Figure content listings
+++

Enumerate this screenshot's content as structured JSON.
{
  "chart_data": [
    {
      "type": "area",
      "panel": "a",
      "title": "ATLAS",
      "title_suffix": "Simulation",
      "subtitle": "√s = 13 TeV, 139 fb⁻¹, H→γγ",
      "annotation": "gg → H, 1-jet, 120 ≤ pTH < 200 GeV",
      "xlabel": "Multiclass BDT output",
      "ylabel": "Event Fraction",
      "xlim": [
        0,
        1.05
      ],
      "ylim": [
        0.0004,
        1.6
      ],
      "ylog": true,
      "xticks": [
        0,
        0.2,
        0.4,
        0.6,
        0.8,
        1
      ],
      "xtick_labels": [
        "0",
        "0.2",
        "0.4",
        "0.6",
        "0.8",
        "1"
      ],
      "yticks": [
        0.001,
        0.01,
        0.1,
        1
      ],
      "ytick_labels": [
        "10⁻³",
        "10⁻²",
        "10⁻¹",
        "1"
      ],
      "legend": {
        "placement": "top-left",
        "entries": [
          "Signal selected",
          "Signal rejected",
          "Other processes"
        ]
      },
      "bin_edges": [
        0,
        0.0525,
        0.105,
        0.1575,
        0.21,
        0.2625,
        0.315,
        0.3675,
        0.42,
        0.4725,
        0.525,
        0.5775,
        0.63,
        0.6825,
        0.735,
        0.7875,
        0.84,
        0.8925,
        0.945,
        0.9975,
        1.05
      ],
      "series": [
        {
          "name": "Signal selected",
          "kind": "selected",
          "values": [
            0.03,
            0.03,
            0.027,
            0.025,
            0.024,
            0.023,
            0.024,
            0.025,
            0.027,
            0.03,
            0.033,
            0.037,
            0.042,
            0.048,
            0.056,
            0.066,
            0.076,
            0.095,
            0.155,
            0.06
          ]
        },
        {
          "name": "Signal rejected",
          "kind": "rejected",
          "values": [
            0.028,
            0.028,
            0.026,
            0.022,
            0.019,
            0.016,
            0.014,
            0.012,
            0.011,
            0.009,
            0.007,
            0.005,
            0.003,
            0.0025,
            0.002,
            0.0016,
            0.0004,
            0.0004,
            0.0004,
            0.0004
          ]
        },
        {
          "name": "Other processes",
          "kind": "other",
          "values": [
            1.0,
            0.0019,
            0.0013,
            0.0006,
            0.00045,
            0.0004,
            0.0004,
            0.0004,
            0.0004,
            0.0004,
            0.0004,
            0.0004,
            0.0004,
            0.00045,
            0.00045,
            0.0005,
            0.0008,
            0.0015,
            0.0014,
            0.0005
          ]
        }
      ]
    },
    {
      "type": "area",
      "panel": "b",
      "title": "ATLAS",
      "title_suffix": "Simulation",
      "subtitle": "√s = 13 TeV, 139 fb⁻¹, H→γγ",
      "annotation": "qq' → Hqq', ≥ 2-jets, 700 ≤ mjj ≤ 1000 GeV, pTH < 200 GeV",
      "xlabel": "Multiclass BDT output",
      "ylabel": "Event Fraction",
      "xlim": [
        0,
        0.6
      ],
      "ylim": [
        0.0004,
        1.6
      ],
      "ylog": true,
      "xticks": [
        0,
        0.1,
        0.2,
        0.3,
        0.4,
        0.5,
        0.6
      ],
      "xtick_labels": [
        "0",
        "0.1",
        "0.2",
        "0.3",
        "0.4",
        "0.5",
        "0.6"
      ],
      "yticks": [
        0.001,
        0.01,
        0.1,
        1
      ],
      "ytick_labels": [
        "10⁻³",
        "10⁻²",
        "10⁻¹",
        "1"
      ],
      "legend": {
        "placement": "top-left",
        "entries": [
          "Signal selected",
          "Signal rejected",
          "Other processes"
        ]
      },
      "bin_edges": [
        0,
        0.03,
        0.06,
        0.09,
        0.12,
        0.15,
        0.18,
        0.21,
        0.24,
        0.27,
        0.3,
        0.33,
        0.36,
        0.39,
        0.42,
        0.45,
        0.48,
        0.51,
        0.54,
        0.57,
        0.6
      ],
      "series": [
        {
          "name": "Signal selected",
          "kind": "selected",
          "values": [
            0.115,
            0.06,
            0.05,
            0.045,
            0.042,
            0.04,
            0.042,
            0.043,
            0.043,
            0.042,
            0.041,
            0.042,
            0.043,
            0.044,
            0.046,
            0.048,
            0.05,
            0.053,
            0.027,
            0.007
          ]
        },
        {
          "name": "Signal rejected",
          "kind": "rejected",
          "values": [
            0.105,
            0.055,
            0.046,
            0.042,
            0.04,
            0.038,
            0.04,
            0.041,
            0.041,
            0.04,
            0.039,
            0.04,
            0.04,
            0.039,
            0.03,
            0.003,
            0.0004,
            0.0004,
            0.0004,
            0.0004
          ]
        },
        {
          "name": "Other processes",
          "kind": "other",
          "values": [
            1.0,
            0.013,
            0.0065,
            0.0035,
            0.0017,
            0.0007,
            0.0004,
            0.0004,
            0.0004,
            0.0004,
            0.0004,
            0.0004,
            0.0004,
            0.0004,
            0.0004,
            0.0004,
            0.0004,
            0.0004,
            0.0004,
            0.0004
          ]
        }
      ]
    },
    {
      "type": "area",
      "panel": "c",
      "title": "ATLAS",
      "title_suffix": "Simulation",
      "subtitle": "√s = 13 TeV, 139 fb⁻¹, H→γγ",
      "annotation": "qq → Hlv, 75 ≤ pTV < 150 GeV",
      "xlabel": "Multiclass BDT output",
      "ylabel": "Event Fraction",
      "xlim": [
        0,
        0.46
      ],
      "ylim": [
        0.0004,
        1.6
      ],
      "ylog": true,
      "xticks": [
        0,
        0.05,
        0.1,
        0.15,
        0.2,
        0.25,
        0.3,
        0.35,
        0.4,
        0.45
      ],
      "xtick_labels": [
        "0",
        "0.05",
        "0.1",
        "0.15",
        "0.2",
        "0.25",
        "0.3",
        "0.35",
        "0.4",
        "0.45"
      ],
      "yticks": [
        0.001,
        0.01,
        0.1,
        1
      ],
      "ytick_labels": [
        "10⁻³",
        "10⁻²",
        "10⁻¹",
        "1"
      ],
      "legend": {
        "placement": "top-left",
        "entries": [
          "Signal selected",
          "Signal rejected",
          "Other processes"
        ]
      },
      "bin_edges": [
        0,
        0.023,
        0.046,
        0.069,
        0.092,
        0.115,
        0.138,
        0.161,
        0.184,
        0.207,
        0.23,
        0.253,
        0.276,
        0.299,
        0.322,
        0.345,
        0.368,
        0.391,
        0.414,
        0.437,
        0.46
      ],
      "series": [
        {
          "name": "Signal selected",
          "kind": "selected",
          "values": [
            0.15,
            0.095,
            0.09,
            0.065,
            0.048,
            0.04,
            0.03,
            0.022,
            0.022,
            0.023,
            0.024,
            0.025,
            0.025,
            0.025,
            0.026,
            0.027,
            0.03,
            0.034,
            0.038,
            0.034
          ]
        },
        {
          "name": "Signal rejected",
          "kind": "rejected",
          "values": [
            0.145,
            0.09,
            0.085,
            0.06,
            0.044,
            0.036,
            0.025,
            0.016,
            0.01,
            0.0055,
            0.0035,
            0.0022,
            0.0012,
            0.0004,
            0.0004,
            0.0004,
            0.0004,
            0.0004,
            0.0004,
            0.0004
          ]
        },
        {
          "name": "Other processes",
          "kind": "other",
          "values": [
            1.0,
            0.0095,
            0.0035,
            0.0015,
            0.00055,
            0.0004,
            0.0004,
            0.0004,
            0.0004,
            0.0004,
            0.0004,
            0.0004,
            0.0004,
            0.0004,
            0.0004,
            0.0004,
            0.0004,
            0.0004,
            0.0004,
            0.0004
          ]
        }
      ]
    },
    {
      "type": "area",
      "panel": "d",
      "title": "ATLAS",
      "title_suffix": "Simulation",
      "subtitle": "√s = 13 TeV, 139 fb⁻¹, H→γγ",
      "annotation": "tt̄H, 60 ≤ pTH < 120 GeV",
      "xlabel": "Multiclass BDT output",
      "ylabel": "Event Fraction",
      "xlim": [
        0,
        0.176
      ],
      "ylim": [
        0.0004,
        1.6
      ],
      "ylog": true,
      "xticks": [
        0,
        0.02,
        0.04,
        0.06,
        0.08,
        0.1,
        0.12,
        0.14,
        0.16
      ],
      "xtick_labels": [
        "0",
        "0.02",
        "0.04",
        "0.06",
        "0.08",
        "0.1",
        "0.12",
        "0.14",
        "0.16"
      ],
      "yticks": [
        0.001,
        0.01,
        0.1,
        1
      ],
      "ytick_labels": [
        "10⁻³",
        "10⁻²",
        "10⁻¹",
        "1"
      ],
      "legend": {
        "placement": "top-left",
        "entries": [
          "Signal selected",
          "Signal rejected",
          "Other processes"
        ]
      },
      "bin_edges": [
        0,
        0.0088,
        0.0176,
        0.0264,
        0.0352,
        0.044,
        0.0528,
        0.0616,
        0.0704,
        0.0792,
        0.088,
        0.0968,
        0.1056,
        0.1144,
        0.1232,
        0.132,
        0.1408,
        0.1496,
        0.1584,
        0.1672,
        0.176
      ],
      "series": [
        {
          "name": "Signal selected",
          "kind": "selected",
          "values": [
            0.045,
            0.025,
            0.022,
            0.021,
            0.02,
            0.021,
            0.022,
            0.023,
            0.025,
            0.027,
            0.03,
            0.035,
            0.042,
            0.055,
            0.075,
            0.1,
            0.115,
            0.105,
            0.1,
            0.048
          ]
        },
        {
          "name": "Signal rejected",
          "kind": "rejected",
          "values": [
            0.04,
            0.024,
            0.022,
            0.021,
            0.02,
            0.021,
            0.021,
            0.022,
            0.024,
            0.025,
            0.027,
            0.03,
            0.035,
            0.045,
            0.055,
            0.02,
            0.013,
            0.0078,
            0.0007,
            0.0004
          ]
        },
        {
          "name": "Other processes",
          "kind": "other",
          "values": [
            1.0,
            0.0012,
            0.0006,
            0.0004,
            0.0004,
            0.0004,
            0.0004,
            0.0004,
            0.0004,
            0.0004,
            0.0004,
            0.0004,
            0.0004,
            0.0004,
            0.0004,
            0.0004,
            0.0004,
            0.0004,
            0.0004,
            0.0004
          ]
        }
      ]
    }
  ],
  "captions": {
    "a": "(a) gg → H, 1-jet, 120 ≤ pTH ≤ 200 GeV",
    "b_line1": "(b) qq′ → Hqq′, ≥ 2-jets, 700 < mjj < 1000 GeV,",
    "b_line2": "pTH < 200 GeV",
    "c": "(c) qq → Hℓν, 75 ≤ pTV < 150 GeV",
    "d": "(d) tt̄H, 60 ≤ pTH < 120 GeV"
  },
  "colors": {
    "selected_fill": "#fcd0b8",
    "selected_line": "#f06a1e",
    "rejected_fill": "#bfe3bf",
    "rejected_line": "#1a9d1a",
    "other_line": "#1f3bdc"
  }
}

+++

### AIM
Count the lines in the material above where the string "jets" appears, then state only that count.

### RESULT
2